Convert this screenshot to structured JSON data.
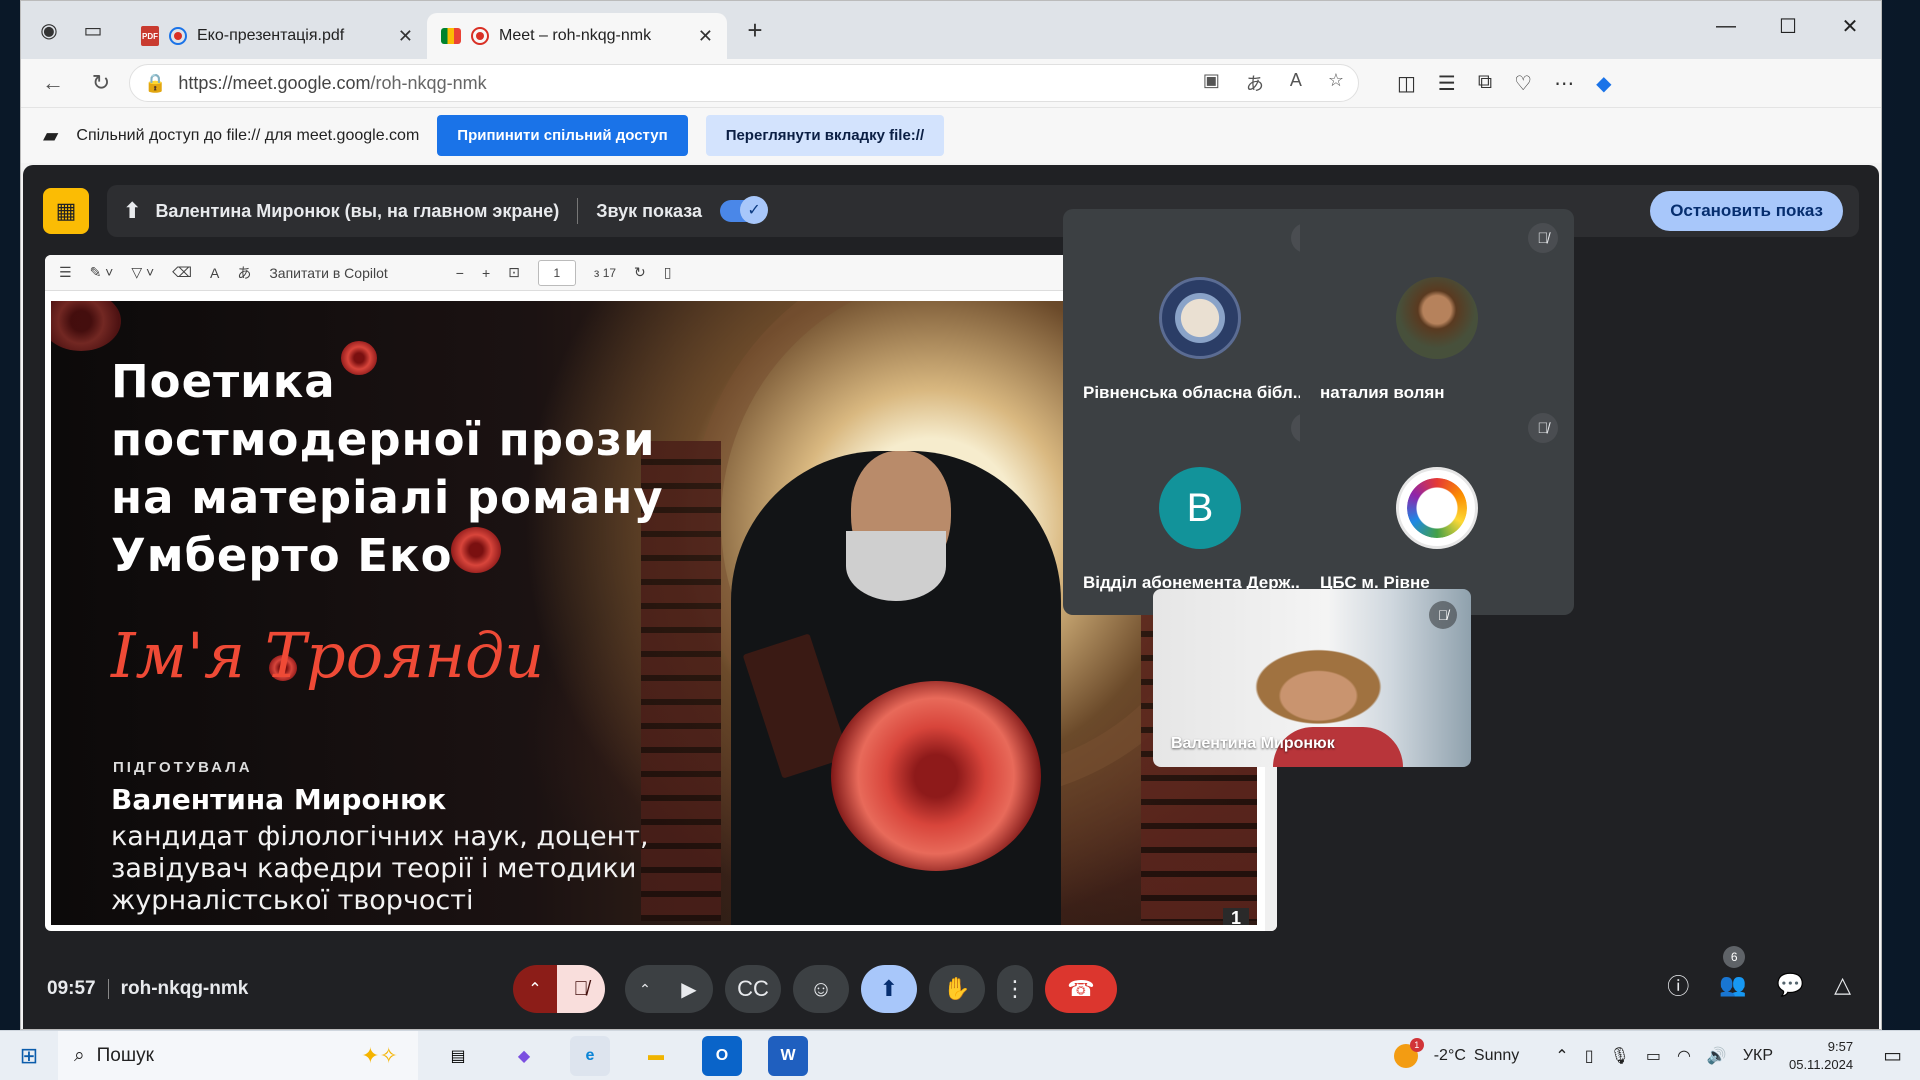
{
  "tabs": [
    {
      "title": "Еко-презентація.pdf"
    },
    {
      "title": "Meet – roh-nkqg-nmk"
    }
  ],
  "address": {
    "url_host": "https://meet.google.com",
    "url_path": "/roh-nkqg-nmk"
  },
  "infobar": {
    "message": "Спільний доступ до file:// для meet.google.com",
    "stop_label": "Припинити спільний доступ",
    "view_label": "Переглянути вкладку file://"
  },
  "presenting": {
    "presenter": "Валентина Миронюк (вы, на главном экране)",
    "audio_label": "Звук показа",
    "stop_label": "Остановить показ"
  },
  "pdf_toolbar": {
    "ask_copilot": "Запитати в Copilot",
    "page": "1",
    "page_total": "з 17"
  },
  "slide": {
    "title_lines": [
      "Поетика",
      "постмодерної прози",
      "на матеріалі роману",
      "Умберто Еко"
    ],
    "script_title": "Ім'я Троянди",
    "prepared_label": "ПІДГОТУВАЛА",
    "author": "Валентина Миронюк",
    "bio_lines": [
      "кандидат філологічних наук, доцент,",
      "завідувач кафедри теорії і методики",
      "журналістської творчості"
    ],
    "page_number": "1"
  },
  "participants": [
    {
      "name": "Рівненська обласна бібліотека",
      "display": "Рівненська обласна бібл..."
    },
    {
      "name": "наталия волян",
      "display": "наталия волян"
    },
    {
      "name": "Відділ абонемента Державної",
      "display": "Відділ абонемента Держ...",
      "initial": "В"
    },
    {
      "name": "ЦБС м. Рівне",
      "display": "ЦБС м. Рівне"
    }
  ],
  "self_video": {
    "name": "Валентина Миронюк"
  },
  "call": {
    "time": "09:57",
    "code": "roh-nkqg-nmk",
    "people_count": "6"
  },
  "taskbar": {
    "search_placeholder": "Пошук",
    "weather_temp": "-2°C",
    "weather_text": "Sunny",
    "lang": "УКР",
    "time": "9:57",
    "date": "05.11.2024"
  },
  "colors": {
    "accent": "#1a73e8",
    "meet_bg": "#202124",
    "tile_bg": "#3c4043",
    "end_call": "#dc362e",
    "present_badge": "#fbbc04"
  }
}
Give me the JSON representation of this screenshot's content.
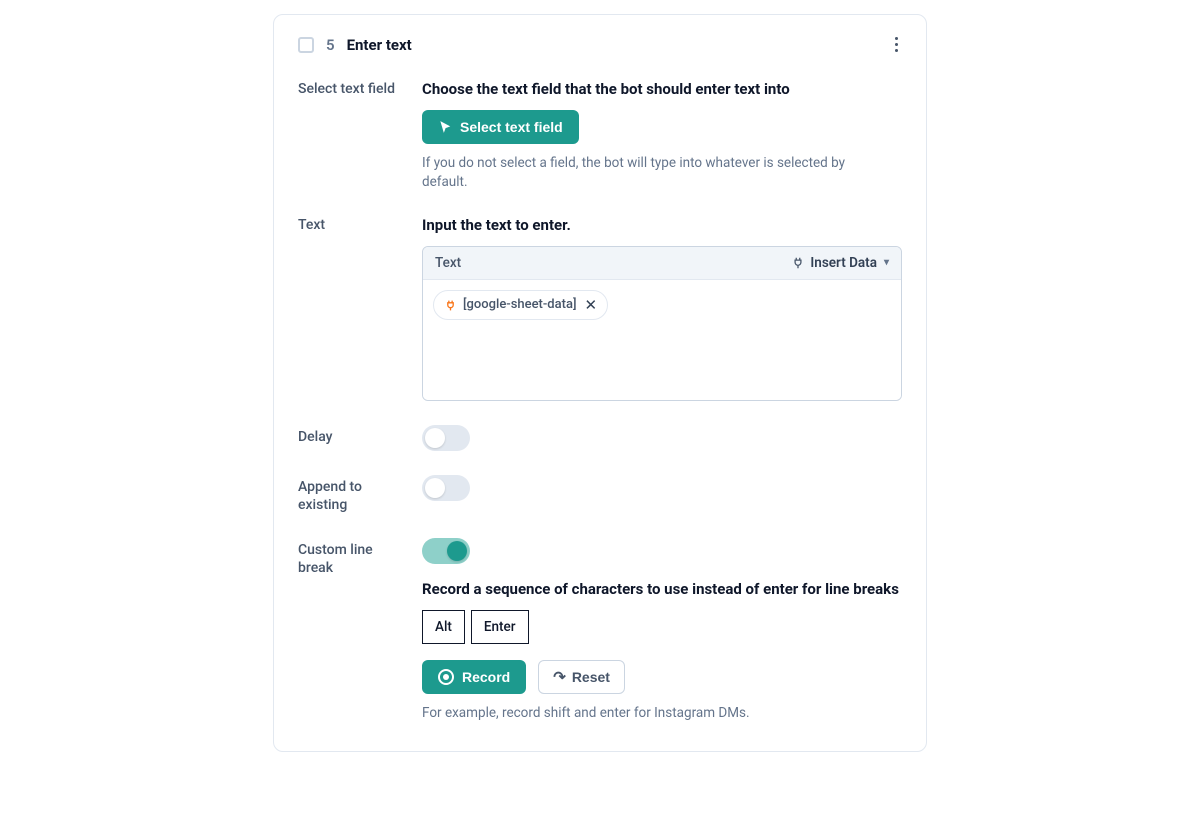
{
  "step": {
    "number": "5",
    "title": "Enter text"
  },
  "selectField": {
    "label": "Select text field",
    "heading": "Choose the text field that the bot should enter text into",
    "button": "Select text field",
    "helper": "If you do not select a field, the bot will type into whatever is selected by default."
  },
  "textInput": {
    "label": "Text",
    "heading": "Input the text to enter.",
    "boxLabel": "Text",
    "insertData": "Insert Data",
    "chipValue": "[google-sheet-data]"
  },
  "delay": {
    "label": "Delay",
    "on": false
  },
  "append": {
    "label": "Append to existing",
    "on": false
  },
  "lineBreak": {
    "label": "Custom line break",
    "on": true,
    "heading": "Record a sequence of characters to use instead of enter for line breaks",
    "keys": [
      "Alt",
      "Enter"
    ],
    "recordBtn": "Record",
    "resetBtn": "Reset",
    "helper": "For example, record shift and enter for Instagram DMs."
  }
}
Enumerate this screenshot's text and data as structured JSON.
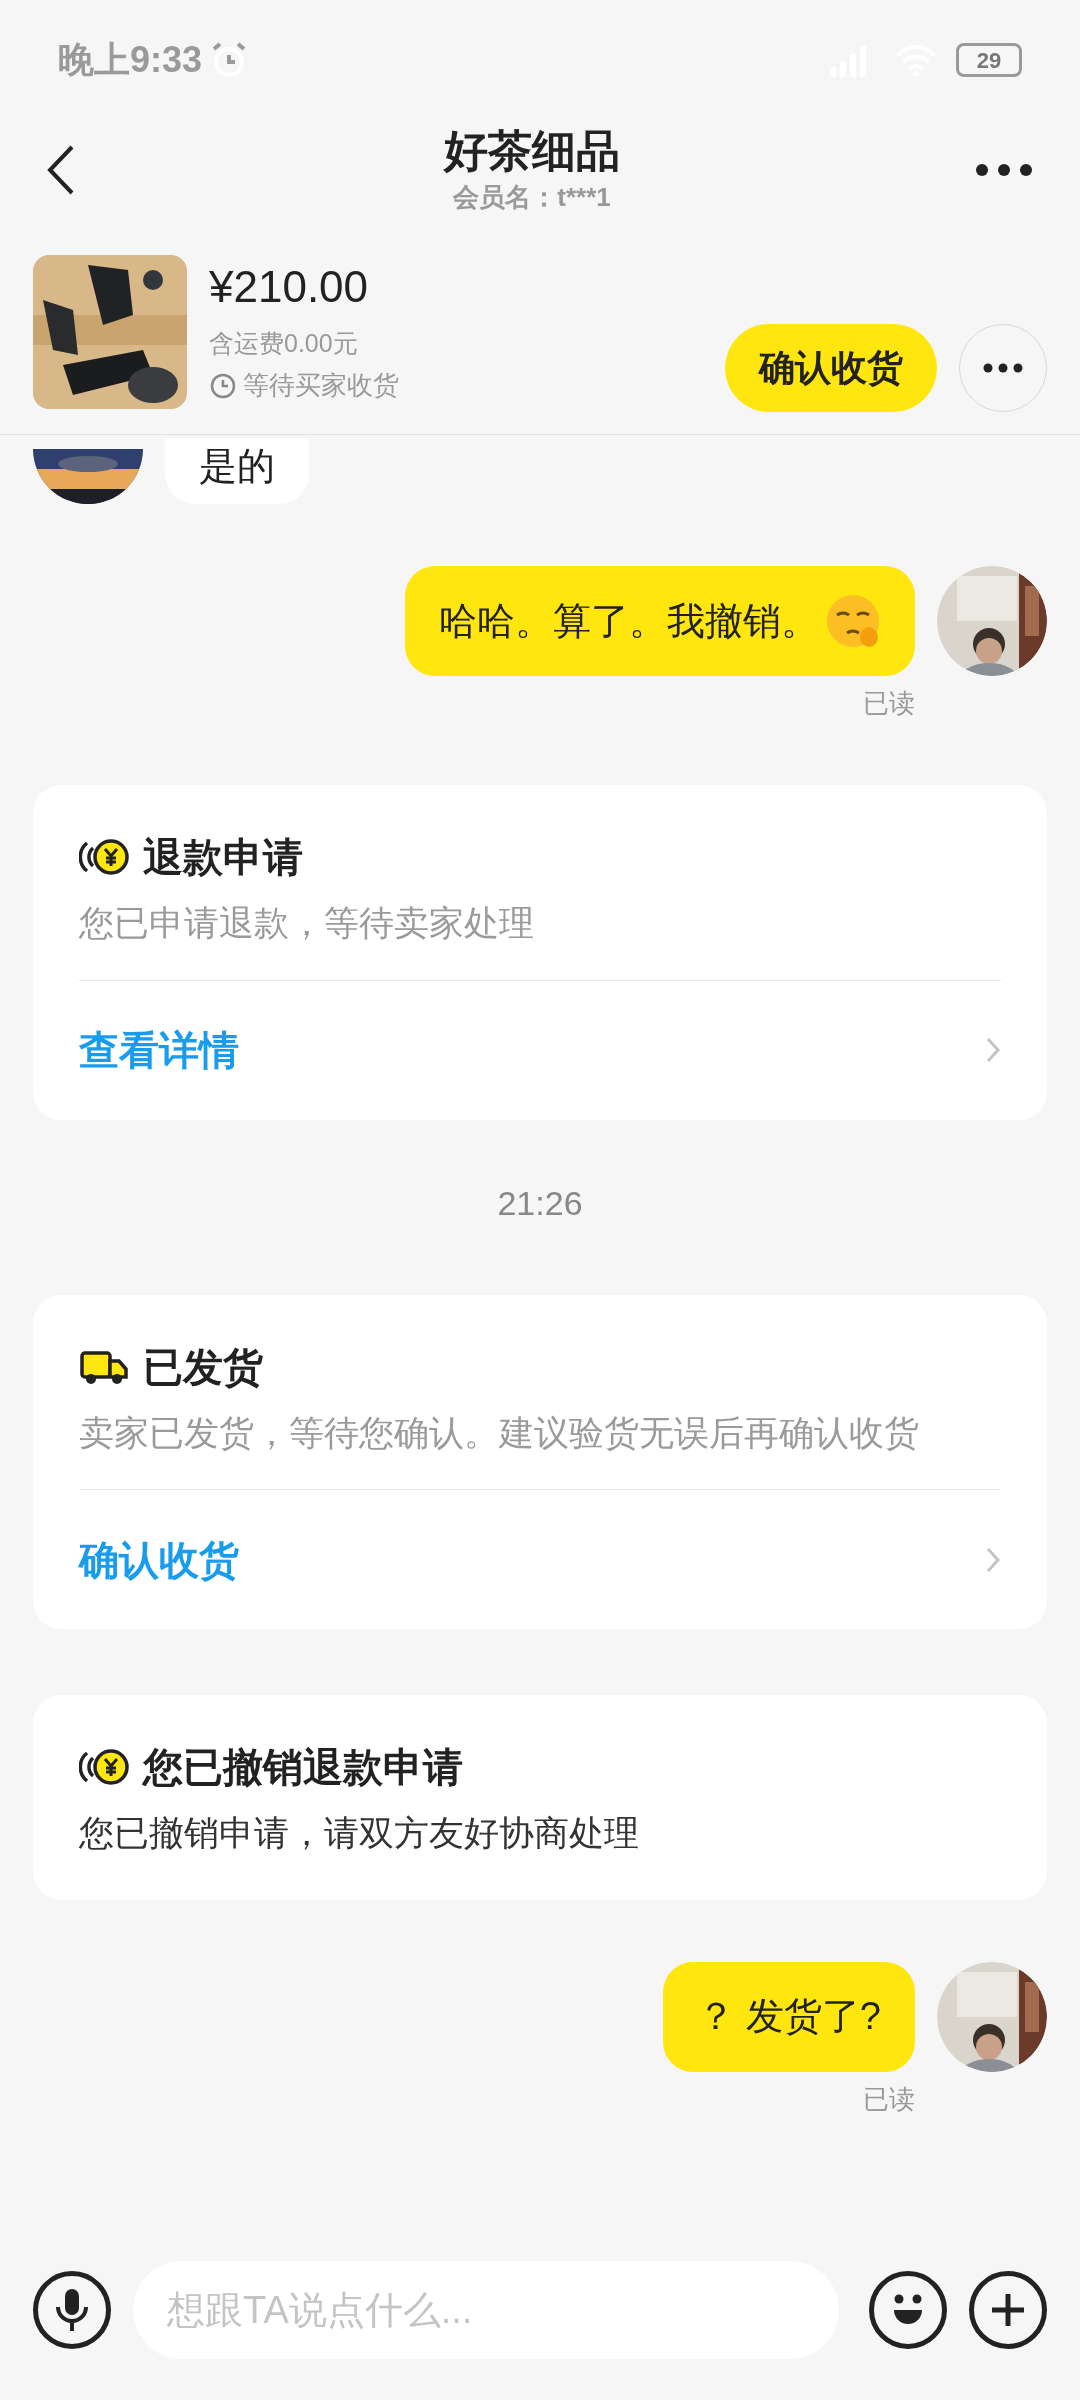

:::

Aim:
Nothing but the pictures may be dropped; output the records above exactly.

Task response:
Convert this screenshot to structured JSON data.
{
  "tabs": [
    {
      "title": "Еко-презентація.pdf"
    },
    {
      "title": "Meet – roh-nkqg-nmk"
    }
  ],
  "address": {
    "url_host": "https://meet.google.com",
    "url_path": "/roh-nkqg-nmk"
  },
  "infobar": {
    "message": "Спільний доступ до file:// для meet.google.com",
    "stop_label": "Припинити спільний доступ",
    "view_label": "Переглянути вкладку file://"
  },
  "presenting": {
    "presenter": "Валентина Миронюк (вы, на главном экране)",
    "audio_label": "Звук показа",
    "stop_label": "Остановить показ"
  },
  "pdf_toolbar": {
    "ask_copilot": "Запитати в Copilot",
    "page": "1",
    "page_total": "з 17"
  },
  "slide": {
    "title_lines": [
      "Поетика",
      "постмодерної прози",
      "на матеріалі роману",
      "Умберто Еко"
    ],
    "script_title": "Ім'я Троянди",
    "prepared_label": "ПІДГОТУВАЛА",
    "author": "Валентина Миронюк",
    "bio_lines": [
      "кандидат філологічних наук, доцент,",
      "завідувач кафедри теорії і методики",
      "журналістської творчості"
    ],
    "page_number": "1"
  },
  "participants": [
    {
      "name": "Рівненська обласна бібліотека",
      "display": "Рівненська обласна бібл..."
    },
    {
      "name": "наталия волян",
      "display": "наталия волян"
    },
    {
      "name": "Відділ абонемента Державної",
      "display": "Відділ абонемента Держ...",
      "initial": "В"
    },
    {
      "name": "ЦБС м. Рівне",
      "display": "ЦБС м. Рівне"
    }
  ],
  "self_video": {
    "name": "Валентина Миронюк"
  },
  "call": {
    "time": "09:57",
    "code": "roh-nkqg-nmk",
    "people_count": "6"
  },
  "taskbar": {
    "search_placeholder": "Пошук",
    "weather_temp": "-2°C",
    "weather_text": "Sunny",
    "lang": "УКР",
    "time": "9:57",
    "date": "05.11.2024"
  },
  "colors": {
    "accent": "#1a73e8",
    "meet_bg": "#202124",
    "tile_bg": "#3c4043",
    "end_call": "#dc362e",
    "present_badge": "#fbbc04"
  }
}
Give me the JSON representation of this screenshot's content.
{
  "step": {
    "number": "5",
    "title": "Enter text"
  },
  "selectField": {
    "label": "Select text field",
    "heading": "Choose the text field that the bot should enter text into",
    "button": "Select text field",
    "helper": "If you do not select a field, the bot will type into whatever is selected by default."
  },
  "textInput": {
    "label": "Text",
    "heading": "Input the text to enter.",
    "boxLabel": "Text",
    "insertData": "Insert Data",
    "chipValue": "[google-sheet-data]"
  },
  "delay": {
    "label": "Delay",
    "on": false
  },
  "append": {
    "label": "Append to existing",
    "on": false
  },
  "lineBreak": {
    "label": "Custom line break",
    "on": true,
    "heading": "Record a sequence of characters to use instead of enter for line breaks",
    "keys": [
      "Alt",
      "Enter"
    ],
    "recordBtn": "Record",
    "resetBtn": "Reset",
    "helper": "For example, record shift and enter for Instagram DMs."
  }
}
Enumerate this screenshot's text and data as structured JSON.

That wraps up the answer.